Short problem
Wherever a line in the data below holds "title", copy that line.

** Begin **

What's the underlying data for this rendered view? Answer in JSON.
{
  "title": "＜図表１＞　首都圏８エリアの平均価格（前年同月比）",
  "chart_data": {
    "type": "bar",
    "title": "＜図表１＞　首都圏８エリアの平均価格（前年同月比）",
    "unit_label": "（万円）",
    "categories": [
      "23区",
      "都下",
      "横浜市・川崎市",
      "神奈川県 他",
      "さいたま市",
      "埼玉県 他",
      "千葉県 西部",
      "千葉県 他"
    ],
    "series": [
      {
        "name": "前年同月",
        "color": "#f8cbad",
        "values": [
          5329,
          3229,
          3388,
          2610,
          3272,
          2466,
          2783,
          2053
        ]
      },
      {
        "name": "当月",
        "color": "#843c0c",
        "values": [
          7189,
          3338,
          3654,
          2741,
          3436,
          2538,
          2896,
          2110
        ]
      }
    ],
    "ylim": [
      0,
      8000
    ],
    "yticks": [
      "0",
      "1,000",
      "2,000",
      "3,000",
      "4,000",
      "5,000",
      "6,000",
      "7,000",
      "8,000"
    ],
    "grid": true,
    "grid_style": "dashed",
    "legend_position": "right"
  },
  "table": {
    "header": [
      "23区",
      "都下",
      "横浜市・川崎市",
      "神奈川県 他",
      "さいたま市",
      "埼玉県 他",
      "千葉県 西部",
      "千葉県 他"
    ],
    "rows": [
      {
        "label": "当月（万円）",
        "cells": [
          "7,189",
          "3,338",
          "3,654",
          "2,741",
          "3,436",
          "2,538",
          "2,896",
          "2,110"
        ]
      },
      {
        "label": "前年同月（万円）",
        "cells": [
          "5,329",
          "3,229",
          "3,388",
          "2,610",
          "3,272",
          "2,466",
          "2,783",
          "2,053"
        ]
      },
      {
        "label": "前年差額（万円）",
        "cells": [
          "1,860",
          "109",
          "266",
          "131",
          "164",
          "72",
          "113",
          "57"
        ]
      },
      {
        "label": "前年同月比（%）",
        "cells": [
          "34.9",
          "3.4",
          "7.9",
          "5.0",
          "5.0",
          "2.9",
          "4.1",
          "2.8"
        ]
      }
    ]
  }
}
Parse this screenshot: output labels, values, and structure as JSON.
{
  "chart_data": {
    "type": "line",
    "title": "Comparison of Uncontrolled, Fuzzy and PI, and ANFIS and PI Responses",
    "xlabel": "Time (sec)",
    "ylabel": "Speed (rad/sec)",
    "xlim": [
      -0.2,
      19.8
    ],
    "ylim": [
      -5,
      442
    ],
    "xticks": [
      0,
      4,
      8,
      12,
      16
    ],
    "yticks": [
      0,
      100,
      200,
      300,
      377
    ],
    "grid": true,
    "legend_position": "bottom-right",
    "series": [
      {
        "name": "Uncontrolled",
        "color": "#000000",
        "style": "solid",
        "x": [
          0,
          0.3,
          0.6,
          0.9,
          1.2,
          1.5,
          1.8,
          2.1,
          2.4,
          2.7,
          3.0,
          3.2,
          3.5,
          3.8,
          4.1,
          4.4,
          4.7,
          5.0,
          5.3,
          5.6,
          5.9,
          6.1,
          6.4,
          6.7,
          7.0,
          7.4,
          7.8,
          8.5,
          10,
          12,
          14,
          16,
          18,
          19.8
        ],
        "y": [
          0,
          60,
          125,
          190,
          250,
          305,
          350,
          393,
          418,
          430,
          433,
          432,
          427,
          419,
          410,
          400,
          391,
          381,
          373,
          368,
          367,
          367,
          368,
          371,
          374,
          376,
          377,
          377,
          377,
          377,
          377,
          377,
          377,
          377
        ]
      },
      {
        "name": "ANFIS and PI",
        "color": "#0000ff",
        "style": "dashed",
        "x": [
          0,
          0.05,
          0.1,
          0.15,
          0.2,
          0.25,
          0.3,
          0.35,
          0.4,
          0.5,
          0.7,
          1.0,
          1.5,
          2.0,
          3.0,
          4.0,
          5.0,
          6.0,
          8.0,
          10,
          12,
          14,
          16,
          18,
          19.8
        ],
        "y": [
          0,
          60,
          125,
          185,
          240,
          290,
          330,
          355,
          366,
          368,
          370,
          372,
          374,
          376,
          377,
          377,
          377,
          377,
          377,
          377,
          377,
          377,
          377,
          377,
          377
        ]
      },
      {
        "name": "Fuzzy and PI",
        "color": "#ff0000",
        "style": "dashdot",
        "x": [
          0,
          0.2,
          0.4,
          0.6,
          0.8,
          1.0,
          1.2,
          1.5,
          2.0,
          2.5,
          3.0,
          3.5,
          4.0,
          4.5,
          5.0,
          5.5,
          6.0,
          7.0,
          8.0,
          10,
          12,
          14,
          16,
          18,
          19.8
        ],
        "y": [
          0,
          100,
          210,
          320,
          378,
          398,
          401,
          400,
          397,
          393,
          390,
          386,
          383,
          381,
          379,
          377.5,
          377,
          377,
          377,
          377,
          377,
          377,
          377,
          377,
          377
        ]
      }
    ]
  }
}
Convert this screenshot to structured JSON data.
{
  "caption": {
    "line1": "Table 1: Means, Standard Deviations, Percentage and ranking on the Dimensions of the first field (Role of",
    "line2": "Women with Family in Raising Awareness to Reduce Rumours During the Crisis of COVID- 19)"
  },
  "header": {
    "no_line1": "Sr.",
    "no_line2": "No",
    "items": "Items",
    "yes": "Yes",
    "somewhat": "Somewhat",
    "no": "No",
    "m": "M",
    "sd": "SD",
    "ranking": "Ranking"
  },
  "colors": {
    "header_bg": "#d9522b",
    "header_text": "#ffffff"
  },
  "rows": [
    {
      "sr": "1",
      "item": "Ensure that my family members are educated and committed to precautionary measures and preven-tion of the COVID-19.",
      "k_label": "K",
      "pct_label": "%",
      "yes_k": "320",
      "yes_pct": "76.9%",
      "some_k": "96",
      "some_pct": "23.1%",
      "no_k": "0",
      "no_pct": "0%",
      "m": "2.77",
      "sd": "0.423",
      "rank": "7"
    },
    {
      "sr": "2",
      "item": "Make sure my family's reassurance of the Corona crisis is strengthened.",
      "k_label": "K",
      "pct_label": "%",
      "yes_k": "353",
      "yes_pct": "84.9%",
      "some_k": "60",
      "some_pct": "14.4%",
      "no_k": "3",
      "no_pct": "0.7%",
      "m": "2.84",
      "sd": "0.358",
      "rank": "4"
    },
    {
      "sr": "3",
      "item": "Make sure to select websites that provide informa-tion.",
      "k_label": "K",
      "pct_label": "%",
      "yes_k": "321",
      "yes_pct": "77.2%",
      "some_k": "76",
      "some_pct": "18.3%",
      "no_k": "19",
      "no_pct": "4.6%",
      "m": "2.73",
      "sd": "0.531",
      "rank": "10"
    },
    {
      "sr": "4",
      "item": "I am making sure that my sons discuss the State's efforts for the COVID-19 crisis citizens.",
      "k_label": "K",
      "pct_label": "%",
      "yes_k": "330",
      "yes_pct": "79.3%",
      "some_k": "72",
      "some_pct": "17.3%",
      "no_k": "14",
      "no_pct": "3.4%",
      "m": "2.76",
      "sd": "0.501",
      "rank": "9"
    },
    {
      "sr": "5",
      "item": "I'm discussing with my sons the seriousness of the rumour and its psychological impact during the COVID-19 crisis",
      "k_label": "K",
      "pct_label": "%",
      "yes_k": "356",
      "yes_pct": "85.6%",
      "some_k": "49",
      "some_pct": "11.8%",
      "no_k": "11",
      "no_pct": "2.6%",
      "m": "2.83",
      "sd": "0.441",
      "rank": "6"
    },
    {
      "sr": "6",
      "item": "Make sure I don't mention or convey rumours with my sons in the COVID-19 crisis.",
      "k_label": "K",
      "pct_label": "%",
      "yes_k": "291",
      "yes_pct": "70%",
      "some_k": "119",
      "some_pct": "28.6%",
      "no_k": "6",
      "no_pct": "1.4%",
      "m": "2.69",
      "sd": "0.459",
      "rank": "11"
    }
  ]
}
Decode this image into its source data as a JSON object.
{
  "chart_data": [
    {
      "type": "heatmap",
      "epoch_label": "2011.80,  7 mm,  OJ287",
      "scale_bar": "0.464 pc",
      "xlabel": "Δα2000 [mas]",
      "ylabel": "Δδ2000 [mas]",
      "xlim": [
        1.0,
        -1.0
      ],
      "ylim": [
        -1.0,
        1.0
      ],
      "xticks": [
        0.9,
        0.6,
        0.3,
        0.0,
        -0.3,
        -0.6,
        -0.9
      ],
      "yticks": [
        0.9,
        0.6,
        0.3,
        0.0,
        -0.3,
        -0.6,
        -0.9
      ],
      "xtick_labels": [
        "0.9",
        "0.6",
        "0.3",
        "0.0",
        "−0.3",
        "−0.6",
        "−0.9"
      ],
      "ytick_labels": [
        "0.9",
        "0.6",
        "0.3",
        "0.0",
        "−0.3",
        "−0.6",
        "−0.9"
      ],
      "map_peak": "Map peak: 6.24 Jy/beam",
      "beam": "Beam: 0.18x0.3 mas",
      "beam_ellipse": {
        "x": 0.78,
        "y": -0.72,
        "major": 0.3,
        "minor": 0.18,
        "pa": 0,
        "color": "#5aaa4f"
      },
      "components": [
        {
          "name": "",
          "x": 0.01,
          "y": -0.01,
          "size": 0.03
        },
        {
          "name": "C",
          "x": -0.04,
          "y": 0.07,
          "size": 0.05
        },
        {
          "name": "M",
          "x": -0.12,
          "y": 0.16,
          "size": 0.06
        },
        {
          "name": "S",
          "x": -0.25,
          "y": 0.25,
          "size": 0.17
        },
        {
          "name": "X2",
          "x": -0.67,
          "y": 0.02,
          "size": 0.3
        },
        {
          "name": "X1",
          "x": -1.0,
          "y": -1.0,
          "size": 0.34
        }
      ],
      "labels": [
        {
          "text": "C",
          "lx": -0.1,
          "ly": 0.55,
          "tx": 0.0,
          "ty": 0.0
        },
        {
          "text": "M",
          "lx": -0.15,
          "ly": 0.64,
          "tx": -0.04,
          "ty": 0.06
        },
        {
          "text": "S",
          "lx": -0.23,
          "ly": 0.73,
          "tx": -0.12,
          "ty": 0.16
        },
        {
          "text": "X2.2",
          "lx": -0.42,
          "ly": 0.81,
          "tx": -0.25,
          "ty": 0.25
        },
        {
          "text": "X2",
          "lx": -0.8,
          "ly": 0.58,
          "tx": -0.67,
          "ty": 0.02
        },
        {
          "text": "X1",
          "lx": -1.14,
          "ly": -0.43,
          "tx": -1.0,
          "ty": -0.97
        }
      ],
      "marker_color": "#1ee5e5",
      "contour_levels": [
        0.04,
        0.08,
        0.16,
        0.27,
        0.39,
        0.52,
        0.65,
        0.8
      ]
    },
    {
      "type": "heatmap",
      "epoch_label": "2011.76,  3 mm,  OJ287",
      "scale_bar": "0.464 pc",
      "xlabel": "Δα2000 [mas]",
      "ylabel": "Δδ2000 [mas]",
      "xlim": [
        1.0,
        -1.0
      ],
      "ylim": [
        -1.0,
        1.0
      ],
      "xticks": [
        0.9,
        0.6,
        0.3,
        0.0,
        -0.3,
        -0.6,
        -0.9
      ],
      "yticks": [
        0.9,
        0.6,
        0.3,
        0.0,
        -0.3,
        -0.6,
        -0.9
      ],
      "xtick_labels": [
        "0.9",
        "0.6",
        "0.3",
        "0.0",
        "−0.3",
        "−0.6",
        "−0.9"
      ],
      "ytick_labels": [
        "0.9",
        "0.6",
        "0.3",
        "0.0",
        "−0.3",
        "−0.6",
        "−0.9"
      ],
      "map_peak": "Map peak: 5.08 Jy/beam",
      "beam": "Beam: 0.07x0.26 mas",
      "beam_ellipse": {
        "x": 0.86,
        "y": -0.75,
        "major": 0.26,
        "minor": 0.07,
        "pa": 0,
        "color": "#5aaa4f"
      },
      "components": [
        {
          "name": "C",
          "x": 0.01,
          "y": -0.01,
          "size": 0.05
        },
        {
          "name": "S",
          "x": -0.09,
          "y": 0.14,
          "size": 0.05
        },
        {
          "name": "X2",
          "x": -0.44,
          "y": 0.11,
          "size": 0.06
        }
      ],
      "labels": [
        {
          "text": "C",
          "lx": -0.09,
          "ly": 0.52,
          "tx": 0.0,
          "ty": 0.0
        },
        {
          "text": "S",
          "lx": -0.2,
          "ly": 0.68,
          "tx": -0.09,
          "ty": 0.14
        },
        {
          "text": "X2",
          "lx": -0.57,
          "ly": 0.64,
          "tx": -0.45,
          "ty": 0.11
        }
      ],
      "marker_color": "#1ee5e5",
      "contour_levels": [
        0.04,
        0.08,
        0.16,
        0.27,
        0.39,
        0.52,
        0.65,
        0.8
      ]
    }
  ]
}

** End **

Written answer
  "title": "＜図表１＞　首都圏８エリアの平均価格（前年同月比）",
    "title": "＜図表１＞　首都圏８エリアの平均価格（前年同月比）",
    "title": "Comparison of Uncontrolled, Fuzzy and PI, and ANFIS and PI Responses",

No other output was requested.